— Start Data shown —

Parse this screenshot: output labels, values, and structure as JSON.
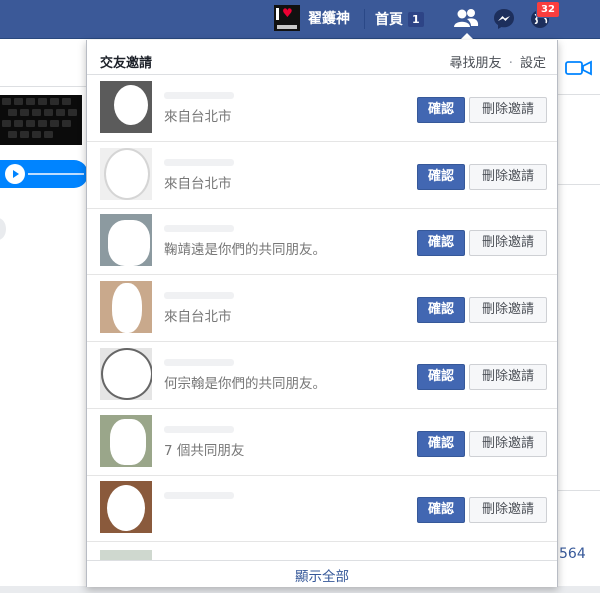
{
  "topbar": {
    "profile_name": "翟鑊神",
    "home_label": "首頁",
    "home_count": "1",
    "notification_count": "32",
    "colors": {
      "bar": "#3b5998",
      "badge": "#fa3e3e"
    }
  },
  "friend_requests": {
    "title": "交友邀請",
    "find_friends_link": "尋找朋友",
    "separator": "·",
    "settings_link": "設定",
    "confirm_label": "確認",
    "delete_label": "刪除邀請",
    "requests": [
      {
        "subtitle": "來自台北市"
      },
      {
        "subtitle": "來自台北市"
      },
      {
        "subtitle": "鞠靖遠是你們的共同朋友。"
      },
      {
        "subtitle": "來自台北市"
      },
      {
        "subtitle": "何宗翰是你們的共同朋友。"
      },
      {
        "subtitle": "7 個共同朋友"
      },
      {
        "subtitle": ""
      }
    ],
    "show_all": "顯示全部"
  },
  "background": {
    "right_number": "564"
  }
}
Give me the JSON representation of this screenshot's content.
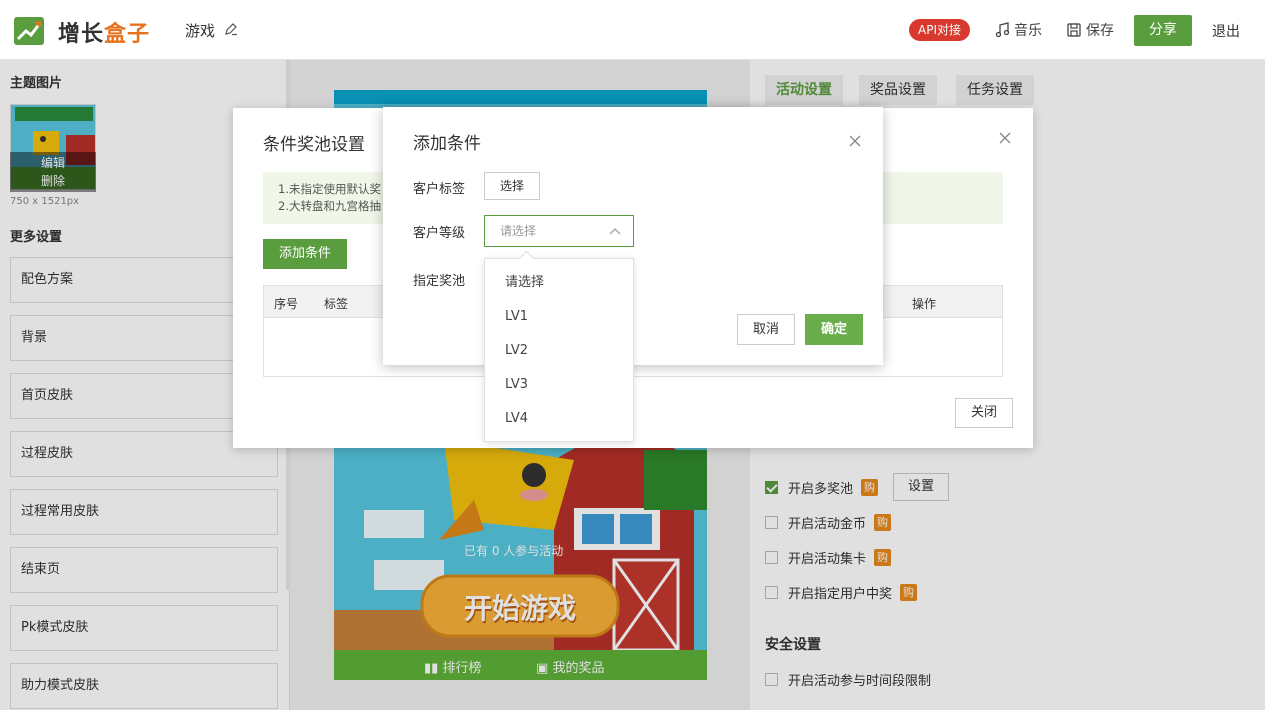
{
  "header": {
    "brand_part1": "增长",
    "brand_part2": "盒子",
    "game_name": "游戏",
    "api_badge": "API对接",
    "music": "音乐",
    "save": "保存",
    "share": "分享",
    "logout": "退出"
  },
  "left": {
    "theme_title": "主题图片",
    "thumb_edit": "编辑",
    "thumb_delete": "删除",
    "dimensions": "750 x 1521px",
    "more_title": "更多设置",
    "menu": [
      "配色方案",
      "背景",
      "首页皮肤",
      "过程皮肤",
      "过程常用皮肤",
      "结束页",
      "Pk模式皮肤",
      "助力模式皮肤"
    ]
  },
  "preview": {
    "participants": "已有 0 人参与活动",
    "start": "开始游戏",
    "ranking": "排行榜",
    "my_prizes": "我的奖品"
  },
  "right": {
    "tabs": [
      "活动设置",
      "奖品设置",
      "任务设置"
    ],
    "options": [
      {
        "label": "开启多奖池",
        "checked": true,
        "buy": "购",
        "button": "设置"
      },
      {
        "label": "开启活动金币",
        "checked": false,
        "buy": "购"
      },
      {
        "label": "开启活动集卡",
        "checked": false,
        "buy": "购"
      },
      {
        "label": "开启指定用户中奖",
        "checked": false,
        "buy": "购"
      }
    ],
    "security_title": "安全设置",
    "security_option": "开启活动参与时间段限制"
  },
  "pool_dialog": {
    "title": "条件奖池设置",
    "notice_line1": "1.未指定使用默认奖",
    "notice_line2": "2.大转盘和九宫格抽",
    "add_condition": "添加条件",
    "col_index": "序号",
    "col_tag": "标签",
    "col_action": "操作",
    "close": "关闭"
  },
  "add_dialog": {
    "title": "添加条件",
    "tag_label": "客户标签",
    "select_button": "选择",
    "level_label": "客户等级",
    "level_placeholder": "请选择",
    "pool_label": "指定奖池",
    "cancel": "取消",
    "confirm": "确定"
  },
  "level_options": [
    "请选择",
    "LV1",
    "LV2",
    "LV3",
    "LV4"
  ],
  "colors": {
    "brand_green": "#5a9d3f",
    "brand_orange": "#e8721c",
    "api_red": "#d9382f",
    "buy_orange": "#e8891c"
  }
}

— End Data shown —

** Task objective **
Output the lines above in full and exactly as given, omitting any pictures.

** Solution to the exercise **
Parse this screenshot: output labels, values, and structure as JSON.
{
  "topbar": {
    "profile_name": "翟鑊神",
    "home_label": "首頁",
    "home_count": "1",
    "notification_count": "32",
    "colors": {
      "bar": "#3b5998",
      "badge": "#fa3e3e"
    }
  },
  "friend_requests": {
    "title": "交友邀請",
    "find_friends_link": "尋找朋友",
    "separator": "·",
    "settings_link": "設定",
    "confirm_label": "確認",
    "delete_label": "刪除邀請",
    "requests": [
      {
        "subtitle": "來自台北市"
      },
      {
        "subtitle": "來自台北市"
      },
      {
        "subtitle": "鞠靖遠是你們的共同朋友。"
      },
      {
        "subtitle": "來自台北市"
      },
      {
        "subtitle": "何宗翰是你們的共同朋友。"
      },
      {
        "subtitle": "7 個共同朋友"
      },
      {
        "subtitle": ""
      }
    ],
    "show_all": "顯示全部"
  },
  "background": {
    "right_number": "564"
  }
}
Give me the JSON representation of this screenshot's content.
{
  "header": {
    "brand_part1": "增长",
    "brand_part2": "盒子",
    "game_name": "游戏",
    "api_badge": "API对接",
    "music": "音乐",
    "save": "保存",
    "share": "分享",
    "logout": "退出"
  },
  "left": {
    "theme_title": "主题图片",
    "thumb_edit": "编辑",
    "thumb_delete": "删除",
    "dimensions": "750 x 1521px",
    "more_title": "更多设置",
    "menu": [
      "配色方案",
      "背景",
      "首页皮肤",
      "过程皮肤",
      "过程常用皮肤",
      "结束页",
      "Pk模式皮肤",
      "助力模式皮肤"
    ]
  },
  "preview": {
    "participants": "已有 0 人参与活动",
    "start": "开始游戏",
    "ranking": "排行榜",
    "my_prizes": "我的奖品"
  },
  "right": {
    "tabs": [
      "活动设置",
      "奖品设置",
      "任务设置"
    ],
    "options": [
      {
        "label": "开启多奖池",
        "checked": true,
        "buy": "购",
        "button": "设置"
      },
      {
        "label": "开启活动金币",
        "checked": false,
        "buy": "购"
      },
      {
        "label": "开启活动集卡",
        "checked": false,
        "buy": "购"
      },
      {
        "label": "开启指定用户中奖",
        "checked": false,
        "buy": "购"
      }
    ],
    "security_title": "安全设置",
    "security_option": "开启活动参与时间段限制"
  },
  "pool_dialog": {
    "title": "条件奖池设置",
    "notice_line1": "1.未指定使用默认奖",
    "notice_line2": "2.大转盘和九宫格抽",
    "add_condition": "添加条件",
    "col_index": "序号",
    "col_tag": "标签",
    "col_action": "操作",
    "close": "关闭"
  },
  "add_dialog": {
    "title": "添加条件",
    "tag_label": "客户标签",
    "select_button": "选择",
    "level_label": "客户等级",
    "level_placeholder": "请选择",
    "pool_label": "指定奖池",
    "cancel": "取消",
    "confirm": "确定"
  },
  "level_options": [
    "请选择",
    "LV1",
    "LV2",
    "LV3",
    "LV4"
  ],
  "colors": {
    "brand_green": "#5a9d3f",
    "brand_orange": "#e8721c",
    "api_red": "#d9382f",
    "buy_orange": "#e8891c"
  }
}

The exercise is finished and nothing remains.